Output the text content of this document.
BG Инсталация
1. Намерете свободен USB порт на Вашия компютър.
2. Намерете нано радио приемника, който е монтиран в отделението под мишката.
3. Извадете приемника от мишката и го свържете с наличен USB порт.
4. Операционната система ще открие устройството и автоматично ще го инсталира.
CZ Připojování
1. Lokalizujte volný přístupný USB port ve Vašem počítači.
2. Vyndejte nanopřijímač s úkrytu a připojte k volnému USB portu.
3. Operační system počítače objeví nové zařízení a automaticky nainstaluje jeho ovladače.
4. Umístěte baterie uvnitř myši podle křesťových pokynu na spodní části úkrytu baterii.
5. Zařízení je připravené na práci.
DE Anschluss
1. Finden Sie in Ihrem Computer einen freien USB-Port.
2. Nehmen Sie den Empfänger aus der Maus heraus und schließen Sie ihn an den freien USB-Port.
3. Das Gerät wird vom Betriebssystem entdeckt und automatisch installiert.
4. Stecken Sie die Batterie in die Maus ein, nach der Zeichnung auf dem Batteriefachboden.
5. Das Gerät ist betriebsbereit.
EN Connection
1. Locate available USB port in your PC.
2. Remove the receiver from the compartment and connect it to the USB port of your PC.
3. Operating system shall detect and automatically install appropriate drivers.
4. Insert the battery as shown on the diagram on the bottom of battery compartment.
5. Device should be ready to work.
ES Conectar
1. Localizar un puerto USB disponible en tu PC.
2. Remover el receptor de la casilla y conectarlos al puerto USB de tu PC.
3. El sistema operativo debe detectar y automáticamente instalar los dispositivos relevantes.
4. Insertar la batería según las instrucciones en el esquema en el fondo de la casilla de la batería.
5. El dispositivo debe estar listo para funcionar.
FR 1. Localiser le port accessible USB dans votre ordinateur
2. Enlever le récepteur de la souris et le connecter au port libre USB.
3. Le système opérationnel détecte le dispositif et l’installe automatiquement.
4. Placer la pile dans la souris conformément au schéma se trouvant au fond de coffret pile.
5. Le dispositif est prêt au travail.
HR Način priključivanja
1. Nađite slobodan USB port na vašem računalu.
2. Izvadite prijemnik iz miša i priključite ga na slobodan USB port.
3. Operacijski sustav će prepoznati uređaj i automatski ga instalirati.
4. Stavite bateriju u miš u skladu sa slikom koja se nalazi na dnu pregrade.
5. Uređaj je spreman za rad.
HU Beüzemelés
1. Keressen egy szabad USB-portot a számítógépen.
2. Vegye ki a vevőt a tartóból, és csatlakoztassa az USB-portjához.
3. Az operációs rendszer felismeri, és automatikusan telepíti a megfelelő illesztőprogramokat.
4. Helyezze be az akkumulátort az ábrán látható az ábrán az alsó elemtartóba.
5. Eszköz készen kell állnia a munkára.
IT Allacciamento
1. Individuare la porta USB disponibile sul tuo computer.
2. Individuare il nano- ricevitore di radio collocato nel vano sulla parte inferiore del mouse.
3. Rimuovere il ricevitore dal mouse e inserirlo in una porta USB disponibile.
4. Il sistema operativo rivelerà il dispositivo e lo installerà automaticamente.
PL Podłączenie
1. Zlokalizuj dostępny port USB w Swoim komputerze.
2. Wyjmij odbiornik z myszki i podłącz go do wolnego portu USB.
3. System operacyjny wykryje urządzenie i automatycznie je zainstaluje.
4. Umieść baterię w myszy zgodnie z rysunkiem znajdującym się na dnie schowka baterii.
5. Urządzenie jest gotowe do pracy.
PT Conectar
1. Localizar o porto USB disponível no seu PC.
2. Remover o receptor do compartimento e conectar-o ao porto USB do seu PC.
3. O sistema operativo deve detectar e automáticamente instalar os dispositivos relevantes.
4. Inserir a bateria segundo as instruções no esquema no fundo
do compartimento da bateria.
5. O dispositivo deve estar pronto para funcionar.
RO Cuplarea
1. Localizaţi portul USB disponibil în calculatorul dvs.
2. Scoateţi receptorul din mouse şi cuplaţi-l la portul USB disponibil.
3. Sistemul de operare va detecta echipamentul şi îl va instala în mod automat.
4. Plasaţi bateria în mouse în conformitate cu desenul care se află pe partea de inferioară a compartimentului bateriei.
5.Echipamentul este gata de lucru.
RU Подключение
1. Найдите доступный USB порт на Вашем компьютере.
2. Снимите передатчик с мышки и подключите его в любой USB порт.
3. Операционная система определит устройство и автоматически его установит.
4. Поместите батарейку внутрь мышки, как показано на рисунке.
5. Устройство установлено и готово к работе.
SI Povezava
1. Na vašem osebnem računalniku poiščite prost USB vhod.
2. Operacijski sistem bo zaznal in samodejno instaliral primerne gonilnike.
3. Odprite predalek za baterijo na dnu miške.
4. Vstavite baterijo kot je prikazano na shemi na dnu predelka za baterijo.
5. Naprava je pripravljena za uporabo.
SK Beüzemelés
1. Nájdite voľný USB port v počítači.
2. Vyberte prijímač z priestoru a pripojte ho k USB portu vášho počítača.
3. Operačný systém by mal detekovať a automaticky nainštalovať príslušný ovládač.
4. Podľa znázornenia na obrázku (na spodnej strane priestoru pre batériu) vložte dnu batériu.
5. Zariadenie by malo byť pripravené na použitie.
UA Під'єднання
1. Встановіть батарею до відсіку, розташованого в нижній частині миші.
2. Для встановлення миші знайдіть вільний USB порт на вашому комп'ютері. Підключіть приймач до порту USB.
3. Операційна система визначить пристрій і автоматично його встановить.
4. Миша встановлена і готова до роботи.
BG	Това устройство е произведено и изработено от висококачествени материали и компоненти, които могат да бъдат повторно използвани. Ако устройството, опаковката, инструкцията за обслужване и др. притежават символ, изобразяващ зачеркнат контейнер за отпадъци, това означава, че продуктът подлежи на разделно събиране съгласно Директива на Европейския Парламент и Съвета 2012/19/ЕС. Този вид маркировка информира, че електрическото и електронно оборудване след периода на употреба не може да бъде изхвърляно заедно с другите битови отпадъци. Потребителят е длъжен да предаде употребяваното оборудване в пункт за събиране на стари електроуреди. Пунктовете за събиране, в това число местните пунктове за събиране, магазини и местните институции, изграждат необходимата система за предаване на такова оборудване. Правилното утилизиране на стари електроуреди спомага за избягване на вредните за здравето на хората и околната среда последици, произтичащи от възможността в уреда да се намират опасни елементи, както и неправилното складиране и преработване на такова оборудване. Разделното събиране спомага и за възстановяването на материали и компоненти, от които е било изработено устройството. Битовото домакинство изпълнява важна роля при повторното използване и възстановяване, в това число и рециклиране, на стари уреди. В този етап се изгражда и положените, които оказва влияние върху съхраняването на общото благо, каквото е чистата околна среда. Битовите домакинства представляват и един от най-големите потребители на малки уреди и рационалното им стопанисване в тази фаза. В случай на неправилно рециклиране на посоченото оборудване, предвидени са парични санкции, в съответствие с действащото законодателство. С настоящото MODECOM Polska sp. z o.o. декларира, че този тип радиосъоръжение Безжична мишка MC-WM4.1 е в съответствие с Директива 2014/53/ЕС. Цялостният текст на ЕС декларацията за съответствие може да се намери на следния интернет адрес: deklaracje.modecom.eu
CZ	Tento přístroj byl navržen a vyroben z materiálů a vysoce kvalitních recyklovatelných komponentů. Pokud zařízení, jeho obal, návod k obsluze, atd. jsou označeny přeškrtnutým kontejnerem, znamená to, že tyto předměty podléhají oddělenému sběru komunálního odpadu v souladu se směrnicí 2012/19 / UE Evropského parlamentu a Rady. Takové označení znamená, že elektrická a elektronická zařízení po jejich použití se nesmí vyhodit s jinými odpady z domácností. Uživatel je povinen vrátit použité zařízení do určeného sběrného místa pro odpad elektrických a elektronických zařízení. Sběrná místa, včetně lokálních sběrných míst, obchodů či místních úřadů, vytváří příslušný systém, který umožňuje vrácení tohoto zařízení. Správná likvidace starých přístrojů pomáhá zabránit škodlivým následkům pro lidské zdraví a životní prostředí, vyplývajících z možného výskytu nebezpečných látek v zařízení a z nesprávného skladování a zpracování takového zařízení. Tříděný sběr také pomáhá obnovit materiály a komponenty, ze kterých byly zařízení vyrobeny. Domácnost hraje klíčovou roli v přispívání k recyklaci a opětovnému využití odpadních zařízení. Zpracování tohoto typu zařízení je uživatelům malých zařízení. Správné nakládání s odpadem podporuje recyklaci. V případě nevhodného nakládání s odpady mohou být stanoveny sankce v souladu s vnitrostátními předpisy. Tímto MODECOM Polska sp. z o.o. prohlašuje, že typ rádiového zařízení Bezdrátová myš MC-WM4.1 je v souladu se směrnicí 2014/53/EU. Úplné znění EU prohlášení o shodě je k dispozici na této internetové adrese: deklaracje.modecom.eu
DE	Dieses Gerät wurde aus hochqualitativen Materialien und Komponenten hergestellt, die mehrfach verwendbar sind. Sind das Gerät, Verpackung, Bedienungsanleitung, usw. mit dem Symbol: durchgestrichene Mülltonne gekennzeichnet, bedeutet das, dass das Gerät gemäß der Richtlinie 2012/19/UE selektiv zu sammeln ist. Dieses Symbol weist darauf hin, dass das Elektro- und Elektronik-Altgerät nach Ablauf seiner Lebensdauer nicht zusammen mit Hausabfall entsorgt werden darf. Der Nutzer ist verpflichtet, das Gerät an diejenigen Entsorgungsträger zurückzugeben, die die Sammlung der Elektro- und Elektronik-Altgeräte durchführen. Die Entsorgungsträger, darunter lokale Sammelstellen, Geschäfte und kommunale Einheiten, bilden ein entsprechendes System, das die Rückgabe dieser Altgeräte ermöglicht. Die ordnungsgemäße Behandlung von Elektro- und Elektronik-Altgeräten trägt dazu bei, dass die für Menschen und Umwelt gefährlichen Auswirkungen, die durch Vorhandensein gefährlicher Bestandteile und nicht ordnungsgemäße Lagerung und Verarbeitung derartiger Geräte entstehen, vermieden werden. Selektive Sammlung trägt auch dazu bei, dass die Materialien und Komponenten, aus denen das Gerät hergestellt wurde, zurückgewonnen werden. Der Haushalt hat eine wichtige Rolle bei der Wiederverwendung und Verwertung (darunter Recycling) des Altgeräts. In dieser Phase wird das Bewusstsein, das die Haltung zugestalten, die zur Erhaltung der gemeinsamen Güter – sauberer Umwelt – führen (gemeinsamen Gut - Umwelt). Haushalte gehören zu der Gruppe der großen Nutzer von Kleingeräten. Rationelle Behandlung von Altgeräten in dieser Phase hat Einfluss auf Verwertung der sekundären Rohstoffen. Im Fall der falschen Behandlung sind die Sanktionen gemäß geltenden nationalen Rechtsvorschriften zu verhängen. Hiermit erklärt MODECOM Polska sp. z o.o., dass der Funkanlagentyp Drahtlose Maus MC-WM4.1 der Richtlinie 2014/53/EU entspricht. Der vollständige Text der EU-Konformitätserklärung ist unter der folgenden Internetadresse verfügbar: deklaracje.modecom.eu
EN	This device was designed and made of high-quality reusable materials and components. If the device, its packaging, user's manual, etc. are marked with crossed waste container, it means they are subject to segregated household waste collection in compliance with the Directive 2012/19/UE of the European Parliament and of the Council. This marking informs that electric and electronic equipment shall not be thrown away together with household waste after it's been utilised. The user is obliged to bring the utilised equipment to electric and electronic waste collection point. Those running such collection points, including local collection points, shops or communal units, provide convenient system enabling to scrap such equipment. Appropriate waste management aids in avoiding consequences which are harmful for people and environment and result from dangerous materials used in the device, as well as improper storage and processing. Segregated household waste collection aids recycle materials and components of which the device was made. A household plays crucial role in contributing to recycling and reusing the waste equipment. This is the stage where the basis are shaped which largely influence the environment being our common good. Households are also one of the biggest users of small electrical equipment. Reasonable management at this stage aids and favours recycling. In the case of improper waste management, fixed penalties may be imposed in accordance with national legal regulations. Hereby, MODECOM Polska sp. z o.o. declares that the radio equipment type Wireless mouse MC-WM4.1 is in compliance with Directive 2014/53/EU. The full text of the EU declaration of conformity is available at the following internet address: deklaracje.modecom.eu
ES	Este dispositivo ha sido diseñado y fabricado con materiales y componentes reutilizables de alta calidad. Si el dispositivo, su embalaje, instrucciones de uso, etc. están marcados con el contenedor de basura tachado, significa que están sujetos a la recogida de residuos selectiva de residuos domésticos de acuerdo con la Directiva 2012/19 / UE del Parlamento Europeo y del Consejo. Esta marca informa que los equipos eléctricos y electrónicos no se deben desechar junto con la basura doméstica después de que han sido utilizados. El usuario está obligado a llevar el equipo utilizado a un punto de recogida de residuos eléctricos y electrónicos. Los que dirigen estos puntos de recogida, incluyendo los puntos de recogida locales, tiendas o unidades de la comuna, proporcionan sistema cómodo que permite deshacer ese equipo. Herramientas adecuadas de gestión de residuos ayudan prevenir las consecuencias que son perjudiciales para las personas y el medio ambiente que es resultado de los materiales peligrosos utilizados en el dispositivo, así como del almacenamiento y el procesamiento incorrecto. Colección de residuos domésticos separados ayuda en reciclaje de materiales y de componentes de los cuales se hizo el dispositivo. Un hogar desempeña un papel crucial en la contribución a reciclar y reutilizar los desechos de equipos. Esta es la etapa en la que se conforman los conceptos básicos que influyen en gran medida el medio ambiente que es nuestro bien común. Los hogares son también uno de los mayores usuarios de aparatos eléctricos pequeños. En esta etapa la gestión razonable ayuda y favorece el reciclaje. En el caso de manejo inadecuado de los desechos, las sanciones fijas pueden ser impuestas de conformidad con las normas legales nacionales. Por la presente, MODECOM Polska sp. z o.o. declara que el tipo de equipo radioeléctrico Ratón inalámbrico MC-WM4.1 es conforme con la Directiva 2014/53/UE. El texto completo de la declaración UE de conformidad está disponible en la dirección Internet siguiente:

========================================================================

(GIVEN REQUEST): Examine the entries and report how many of their lines contain the string "Намерете", giving no more than the number.

(EXPECTED ANSWER): 2